Copy the lines verbatim, starting from the line that contains "- watermark-text: 智电出行: [205, 257, 646, 379]" and continuing through the line that contains "- unit-label: 单位:万元: [658, 85, 776, 116]", including both of those lines.

Labeled region entries:

────────────────────

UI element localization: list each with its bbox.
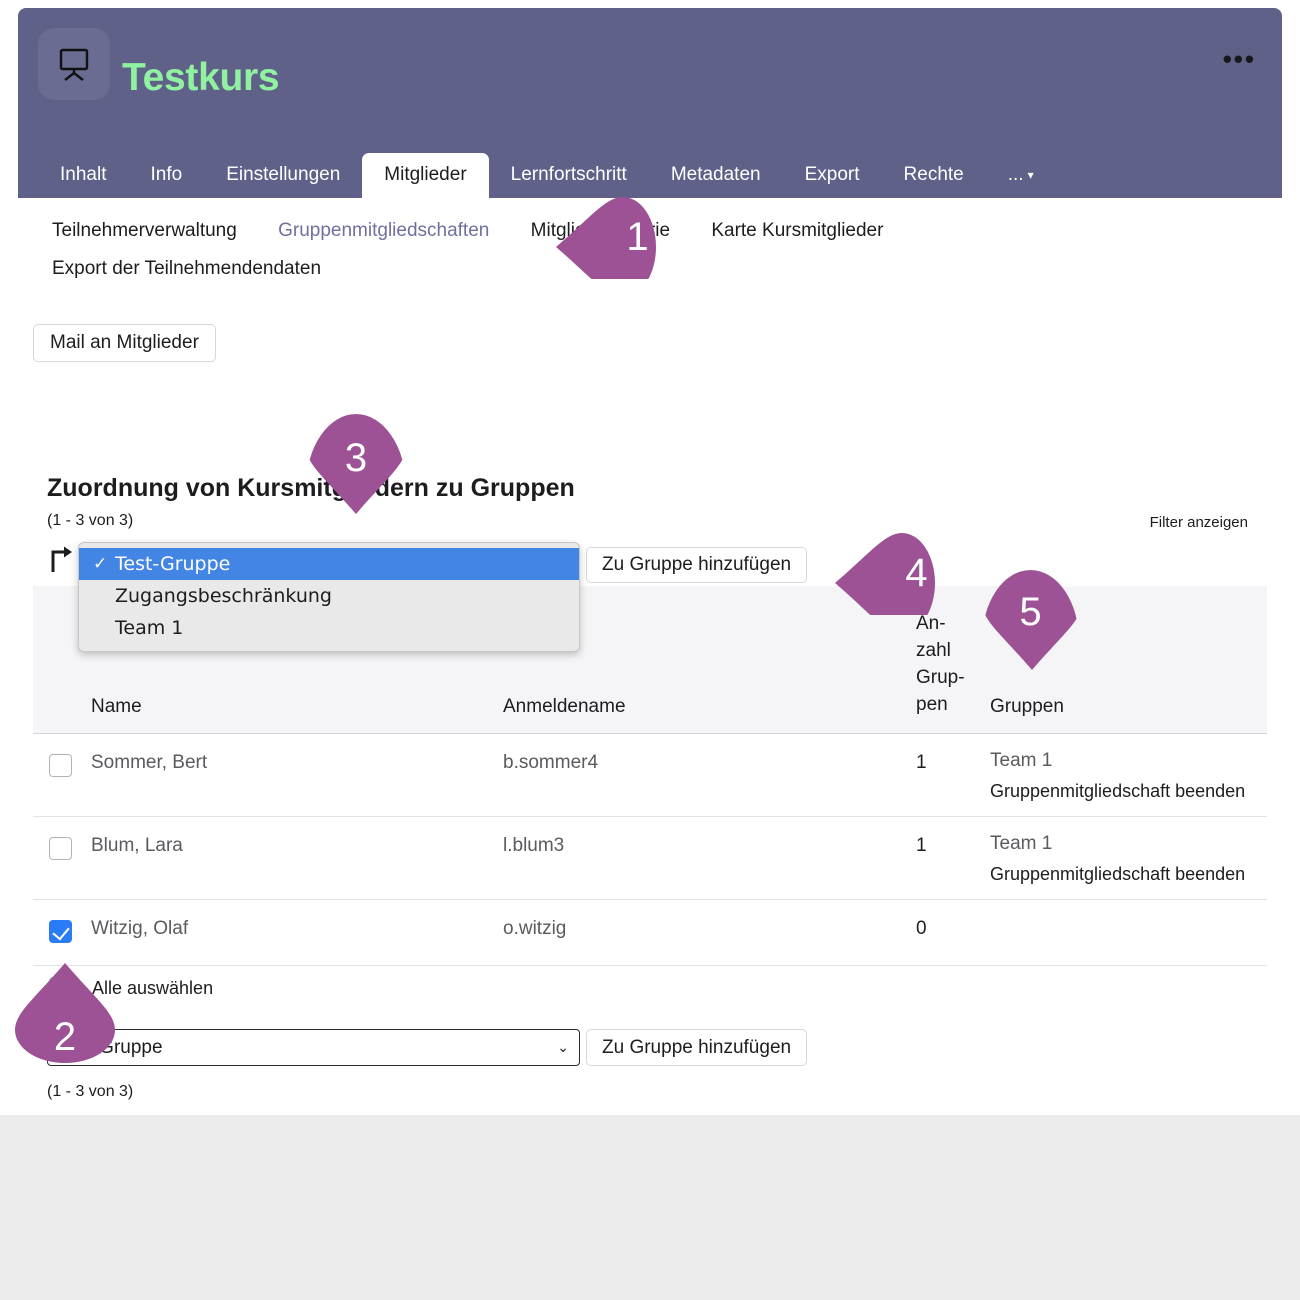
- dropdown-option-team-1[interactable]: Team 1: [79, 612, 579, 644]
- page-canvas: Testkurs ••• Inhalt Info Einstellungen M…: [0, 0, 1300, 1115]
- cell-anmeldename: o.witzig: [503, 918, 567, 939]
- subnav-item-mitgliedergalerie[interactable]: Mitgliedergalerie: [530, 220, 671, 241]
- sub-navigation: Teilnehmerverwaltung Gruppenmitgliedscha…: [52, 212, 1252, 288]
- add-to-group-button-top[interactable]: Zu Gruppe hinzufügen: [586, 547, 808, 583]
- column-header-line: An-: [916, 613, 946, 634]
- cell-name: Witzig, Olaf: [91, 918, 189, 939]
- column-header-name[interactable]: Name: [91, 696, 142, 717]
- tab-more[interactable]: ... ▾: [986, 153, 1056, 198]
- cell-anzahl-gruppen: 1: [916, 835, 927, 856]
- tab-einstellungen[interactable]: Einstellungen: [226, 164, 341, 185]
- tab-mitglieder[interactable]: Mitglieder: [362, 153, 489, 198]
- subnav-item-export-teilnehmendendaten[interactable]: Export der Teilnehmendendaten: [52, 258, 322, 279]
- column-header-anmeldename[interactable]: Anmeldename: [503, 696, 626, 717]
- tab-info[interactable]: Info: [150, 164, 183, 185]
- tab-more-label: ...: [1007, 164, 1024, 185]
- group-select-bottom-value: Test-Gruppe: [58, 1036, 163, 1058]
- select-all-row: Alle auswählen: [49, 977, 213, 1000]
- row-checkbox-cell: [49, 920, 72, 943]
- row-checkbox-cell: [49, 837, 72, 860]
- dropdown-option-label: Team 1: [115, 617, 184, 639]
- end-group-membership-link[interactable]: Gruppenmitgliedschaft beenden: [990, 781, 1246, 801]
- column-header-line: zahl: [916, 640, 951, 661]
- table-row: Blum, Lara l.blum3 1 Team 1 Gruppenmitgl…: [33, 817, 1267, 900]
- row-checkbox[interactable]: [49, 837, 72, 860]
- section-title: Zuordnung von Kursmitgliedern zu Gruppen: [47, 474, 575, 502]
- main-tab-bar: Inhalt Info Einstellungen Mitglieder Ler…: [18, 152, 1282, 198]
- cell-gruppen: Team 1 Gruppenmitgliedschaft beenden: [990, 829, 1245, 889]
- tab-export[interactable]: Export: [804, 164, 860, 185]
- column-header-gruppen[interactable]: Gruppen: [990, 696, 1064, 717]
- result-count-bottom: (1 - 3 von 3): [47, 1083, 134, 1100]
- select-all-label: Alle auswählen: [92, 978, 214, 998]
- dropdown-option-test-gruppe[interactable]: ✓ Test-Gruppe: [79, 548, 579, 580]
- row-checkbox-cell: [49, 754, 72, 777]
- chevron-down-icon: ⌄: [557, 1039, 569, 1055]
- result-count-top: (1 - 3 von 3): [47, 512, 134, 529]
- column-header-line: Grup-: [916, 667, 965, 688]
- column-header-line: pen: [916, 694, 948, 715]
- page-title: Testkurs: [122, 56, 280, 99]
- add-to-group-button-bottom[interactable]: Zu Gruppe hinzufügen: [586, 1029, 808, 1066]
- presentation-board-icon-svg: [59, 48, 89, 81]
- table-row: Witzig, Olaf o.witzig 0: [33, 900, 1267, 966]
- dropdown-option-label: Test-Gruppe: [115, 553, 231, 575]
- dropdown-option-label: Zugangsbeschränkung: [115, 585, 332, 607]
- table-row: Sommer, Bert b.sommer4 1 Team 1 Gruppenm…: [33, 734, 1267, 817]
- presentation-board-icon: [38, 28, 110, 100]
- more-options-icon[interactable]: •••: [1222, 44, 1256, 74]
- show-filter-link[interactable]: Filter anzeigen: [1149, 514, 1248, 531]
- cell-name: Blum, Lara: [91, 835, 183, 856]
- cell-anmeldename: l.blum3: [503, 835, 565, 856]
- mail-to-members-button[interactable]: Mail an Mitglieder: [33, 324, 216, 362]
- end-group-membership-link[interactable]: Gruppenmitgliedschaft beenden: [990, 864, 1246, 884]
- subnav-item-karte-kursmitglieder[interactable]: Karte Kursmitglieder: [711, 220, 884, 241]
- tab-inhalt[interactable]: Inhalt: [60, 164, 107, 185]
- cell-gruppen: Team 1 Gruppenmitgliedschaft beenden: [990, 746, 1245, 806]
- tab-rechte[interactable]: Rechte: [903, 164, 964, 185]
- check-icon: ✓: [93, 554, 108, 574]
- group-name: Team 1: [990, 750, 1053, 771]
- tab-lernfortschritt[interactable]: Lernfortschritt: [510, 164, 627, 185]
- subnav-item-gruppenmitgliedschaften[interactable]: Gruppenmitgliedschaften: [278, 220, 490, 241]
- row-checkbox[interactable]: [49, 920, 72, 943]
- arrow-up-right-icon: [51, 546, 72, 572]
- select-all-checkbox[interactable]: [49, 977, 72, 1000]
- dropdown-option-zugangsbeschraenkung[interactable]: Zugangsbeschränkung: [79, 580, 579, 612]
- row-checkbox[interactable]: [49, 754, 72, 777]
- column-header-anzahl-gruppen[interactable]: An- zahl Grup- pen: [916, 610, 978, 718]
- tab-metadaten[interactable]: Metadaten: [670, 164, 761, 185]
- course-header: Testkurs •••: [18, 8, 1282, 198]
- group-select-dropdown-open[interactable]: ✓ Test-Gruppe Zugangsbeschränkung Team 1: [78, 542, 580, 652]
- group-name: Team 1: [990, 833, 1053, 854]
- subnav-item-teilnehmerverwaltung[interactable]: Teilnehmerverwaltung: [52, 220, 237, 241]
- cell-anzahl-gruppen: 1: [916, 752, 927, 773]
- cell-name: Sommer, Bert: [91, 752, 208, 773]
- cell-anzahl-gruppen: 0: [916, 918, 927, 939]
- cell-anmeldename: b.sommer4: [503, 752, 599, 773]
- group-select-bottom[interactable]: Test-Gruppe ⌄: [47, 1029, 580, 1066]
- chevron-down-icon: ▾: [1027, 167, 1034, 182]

────────────────────

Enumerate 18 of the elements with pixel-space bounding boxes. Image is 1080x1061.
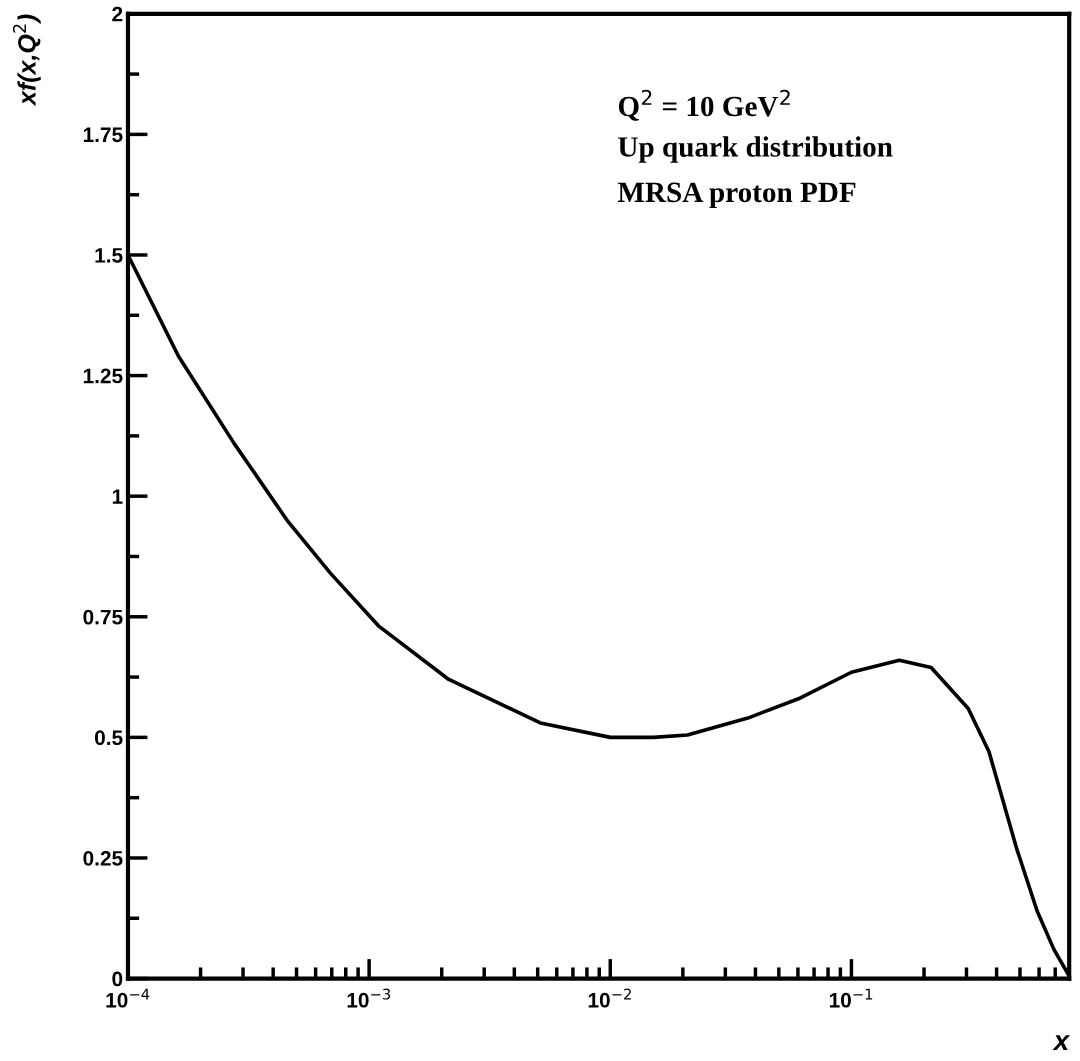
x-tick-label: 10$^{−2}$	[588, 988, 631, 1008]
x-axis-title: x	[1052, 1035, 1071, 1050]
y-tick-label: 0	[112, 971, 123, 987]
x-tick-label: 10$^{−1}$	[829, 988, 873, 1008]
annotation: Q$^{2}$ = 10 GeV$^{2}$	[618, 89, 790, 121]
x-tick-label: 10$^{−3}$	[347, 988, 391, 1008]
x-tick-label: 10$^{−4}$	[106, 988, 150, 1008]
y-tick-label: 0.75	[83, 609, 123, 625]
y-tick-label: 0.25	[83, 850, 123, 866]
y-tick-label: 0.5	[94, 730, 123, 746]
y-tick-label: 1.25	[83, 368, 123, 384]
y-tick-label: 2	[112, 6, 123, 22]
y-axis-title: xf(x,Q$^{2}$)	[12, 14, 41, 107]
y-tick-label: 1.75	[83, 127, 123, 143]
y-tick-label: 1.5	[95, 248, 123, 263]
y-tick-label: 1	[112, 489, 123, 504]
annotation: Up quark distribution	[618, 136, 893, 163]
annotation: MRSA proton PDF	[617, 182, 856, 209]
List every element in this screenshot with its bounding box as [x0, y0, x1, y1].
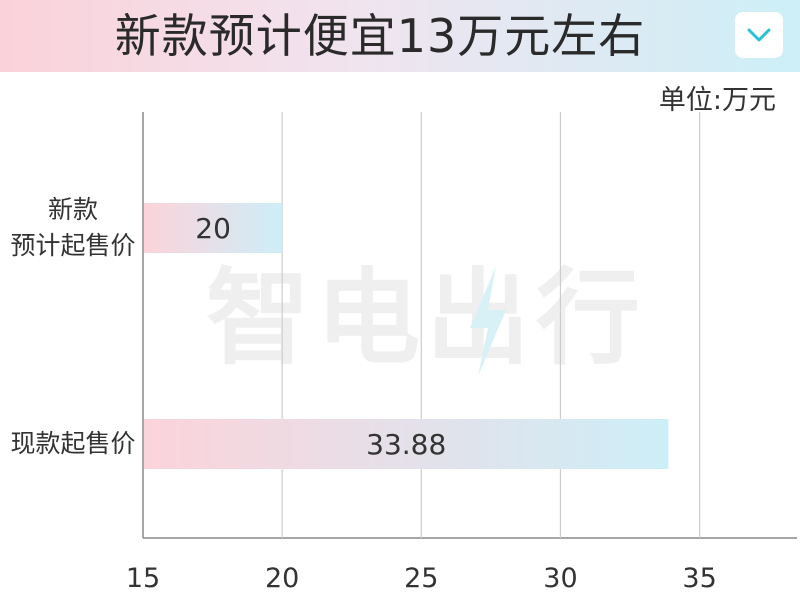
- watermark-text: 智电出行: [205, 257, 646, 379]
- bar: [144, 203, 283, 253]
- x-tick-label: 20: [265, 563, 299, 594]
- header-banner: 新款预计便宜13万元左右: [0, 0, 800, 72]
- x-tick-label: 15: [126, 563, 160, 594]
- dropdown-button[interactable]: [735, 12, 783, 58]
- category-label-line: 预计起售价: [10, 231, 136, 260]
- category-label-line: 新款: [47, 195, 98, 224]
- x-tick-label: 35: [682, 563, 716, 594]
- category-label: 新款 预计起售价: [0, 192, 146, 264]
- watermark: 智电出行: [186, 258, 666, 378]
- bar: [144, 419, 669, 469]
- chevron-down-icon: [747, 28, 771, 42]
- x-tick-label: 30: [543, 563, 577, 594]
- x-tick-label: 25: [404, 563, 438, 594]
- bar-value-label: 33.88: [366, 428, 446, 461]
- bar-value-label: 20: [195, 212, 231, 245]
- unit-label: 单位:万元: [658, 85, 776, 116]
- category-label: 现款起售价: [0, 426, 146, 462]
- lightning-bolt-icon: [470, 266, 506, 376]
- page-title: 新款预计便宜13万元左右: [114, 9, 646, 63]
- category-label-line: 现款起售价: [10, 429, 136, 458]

────────────────────

## FULL SOLUTION:
- watermark-text: 智电出行: [205, 257, 646, 379]
- bar: [144, 203, 283, 253]
- x-tick-label: 20: [265, 563, 299, 594]
- header-banner: 新款预计便宜13万元左右: [0, 0, 800, 72]
- x-tick-label: 15: [126, 563, 160, 594]
- dropdown-button[interactable]: [735, 12, 783, 58]
- category-label-line: 预计起售价: [10, 231, 136, 260]
- category-label-line: 新款: [47, 195, 98, 224]
- x-tick-label: 35: [682, 563, 716, 594]
- category-label: 新款 预计起售价: [0, 192, 146, 264]
- watermark: 智电出行: [186, 258, 666, 378]
- bar: [144, 419, 669, 469]
- chevron-down-icon: [747, 28, 771, 42]
- x-tick-label: 30: [543, 563, 577, 594]
- x-tick-label: 25: [404, 563, 438, 594]
- bar-value-label: 33.88: [366, 428, 446, 461]
- bar-value-label: 20: [195, 212, 231, 245]
- unit-label: 单位:万元: [658, 85, 776, 116]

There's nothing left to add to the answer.